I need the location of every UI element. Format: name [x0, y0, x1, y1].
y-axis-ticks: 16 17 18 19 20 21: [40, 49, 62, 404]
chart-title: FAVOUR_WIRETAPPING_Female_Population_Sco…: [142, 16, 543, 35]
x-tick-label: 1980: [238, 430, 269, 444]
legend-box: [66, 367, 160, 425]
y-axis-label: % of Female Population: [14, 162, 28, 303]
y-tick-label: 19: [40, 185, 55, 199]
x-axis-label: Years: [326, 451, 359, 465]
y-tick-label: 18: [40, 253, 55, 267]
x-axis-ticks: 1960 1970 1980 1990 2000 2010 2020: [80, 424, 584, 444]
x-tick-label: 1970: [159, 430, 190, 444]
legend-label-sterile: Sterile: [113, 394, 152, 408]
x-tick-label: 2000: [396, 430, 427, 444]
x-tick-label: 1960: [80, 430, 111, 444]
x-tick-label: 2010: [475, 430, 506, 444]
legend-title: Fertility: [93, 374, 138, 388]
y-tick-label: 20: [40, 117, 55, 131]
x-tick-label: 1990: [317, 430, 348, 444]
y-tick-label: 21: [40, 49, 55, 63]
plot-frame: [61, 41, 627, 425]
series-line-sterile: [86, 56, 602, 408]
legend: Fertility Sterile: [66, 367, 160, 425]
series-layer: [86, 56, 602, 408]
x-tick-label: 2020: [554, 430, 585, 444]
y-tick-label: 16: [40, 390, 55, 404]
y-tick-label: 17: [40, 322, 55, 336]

########

> _WHAT YOU WILL DO_
Reproduce all of the records above line for line, changing nothing.

> _EXERCISE SOLUTION_
I need the location of every UI element. Format: name [x0, y0, x1, y1].
y-axis-ticks: 16 17 18 19 20 21: [40, 49, 62, 404]
chart-title: FAVOUR_WIRETAPPING_Female_Population_Sco…: [142, 16, 543, 35]
x-tick-label: 1980: [238, 430, 269, 444]
legend-box: [66, 367, 160, 425]
y-axis-label: % of Female Population: [14, 162, 28, 303]
y-tick-label: 19: [40, 185, 55, 199]
x-axis-label: Years: [326, 451, 359, 465]
y-tick-label: 18: [40, 253, 55, 267]
x-axis-ticks: 1960 1970 1980 1990 2000 2010 2020: [80, 424, 584, 444]
x-tick-label: 1970: [159, 430, 190, 444]
legend-label-sterile: Sterile: [113, 394, 152, 408]
x-tick-label: 2000: [396, 430, 427, 444]
x-tick-label: 1960: [80, 430, 111, 444]
x-tick-label: 2010: [475, 430, 506, 444]
legend-title: Fertility: [93, 374, 138, 388]
y-tick-label: 20: [40, 117, 55, 131]
x-tick-label: 1990: [317, 430, 348, 444]
y-tick-label: 21: [40, 49, 55, 63]
plot-frame: [61, 41, 627, 425]
series-line-sterile: [86, 56, 602, 408]
legend: Fertility Sterile: [66, 367, 160, 425]
series-layer: [86, 56, 602, 408]
x-tick-label: 2020: [554, 430, 585, 444]
y-tick-label: 16: [40, 390, 55, 404]
y-tick-label: 17: [40, 322, 55, 336]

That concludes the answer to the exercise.